## SOURCE MATERIAL
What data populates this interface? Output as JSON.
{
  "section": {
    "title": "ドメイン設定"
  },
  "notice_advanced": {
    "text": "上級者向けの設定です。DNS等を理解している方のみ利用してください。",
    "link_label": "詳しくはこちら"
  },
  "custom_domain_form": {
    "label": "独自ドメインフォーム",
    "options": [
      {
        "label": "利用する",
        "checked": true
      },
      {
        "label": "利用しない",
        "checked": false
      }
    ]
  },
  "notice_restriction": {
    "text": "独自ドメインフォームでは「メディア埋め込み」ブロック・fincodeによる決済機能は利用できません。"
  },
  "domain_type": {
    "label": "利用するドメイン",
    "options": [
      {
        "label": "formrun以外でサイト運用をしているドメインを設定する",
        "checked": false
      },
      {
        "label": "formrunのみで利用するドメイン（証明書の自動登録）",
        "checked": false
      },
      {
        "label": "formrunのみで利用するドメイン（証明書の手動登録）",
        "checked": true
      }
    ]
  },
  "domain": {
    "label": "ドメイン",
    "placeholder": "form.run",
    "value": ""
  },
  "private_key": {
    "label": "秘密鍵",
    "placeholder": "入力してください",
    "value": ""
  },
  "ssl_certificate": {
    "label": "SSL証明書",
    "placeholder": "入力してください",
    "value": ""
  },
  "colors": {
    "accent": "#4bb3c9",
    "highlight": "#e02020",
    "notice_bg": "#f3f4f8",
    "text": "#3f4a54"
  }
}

## STATED PROBLEM
Copy out each record, keeping every word as it is.

## RESULT OF THIS TASK
What data populates this interface? Output as JSON.
{
  "section": {
    "title": "ドメイン設定"
  },
  "notice_advanced": {
    "text": "上級者向けの設定です。DNS等を理解している方のみ利用してください。",
    "link_label": "詳しくはこちら"
  },
  "custom_domain_form": {
    "label": "独自ドメインフォーム",
    "options": [
      {
        "label": "利用する",
        "checked": true
      },
      {
        "label": "利用しない",
        "checked": false
      }
    ]
  },
  "notice_restriction": {
    "text": "独自ドメインフォームでは「メディア埋め込み」ブロック・fincodeによる決済機能は利用できません。"
  },
  "domain_type": {
    "label": "利用するドメイン",
    "options": [
      {
        "label": "formrun以外でサイト運用をしているドメインを設定する",
        "checked": false
      },
      {
        "label": "formrunのみで利用するドメイン（証明書の自動登録）",
        "checked": false
      },
      {
        "label": "formrunのみで利用するドメイン（証明書の手動登録）",
        "checked": true
      }
    ]
  },
  "domain": {
    "label": "ドメイン",
    "placeholder": "form.run",
    "value": ""
  },
  "private_key": {
    "label": "秘密鍵",
    "placeholder": "入力してください",
    "value": ""
  },
  "ssl_certificate": {
    "label": "SSL証明書",
    "placeholder": "入力してください",
    "value": ""
  },
  "colors": {
    "accent": "#4bb3c9",
    "highlight": "#e02020",
    "notice_bg": "#f3f4f8",
    "text": "#3f4a54"
  }
}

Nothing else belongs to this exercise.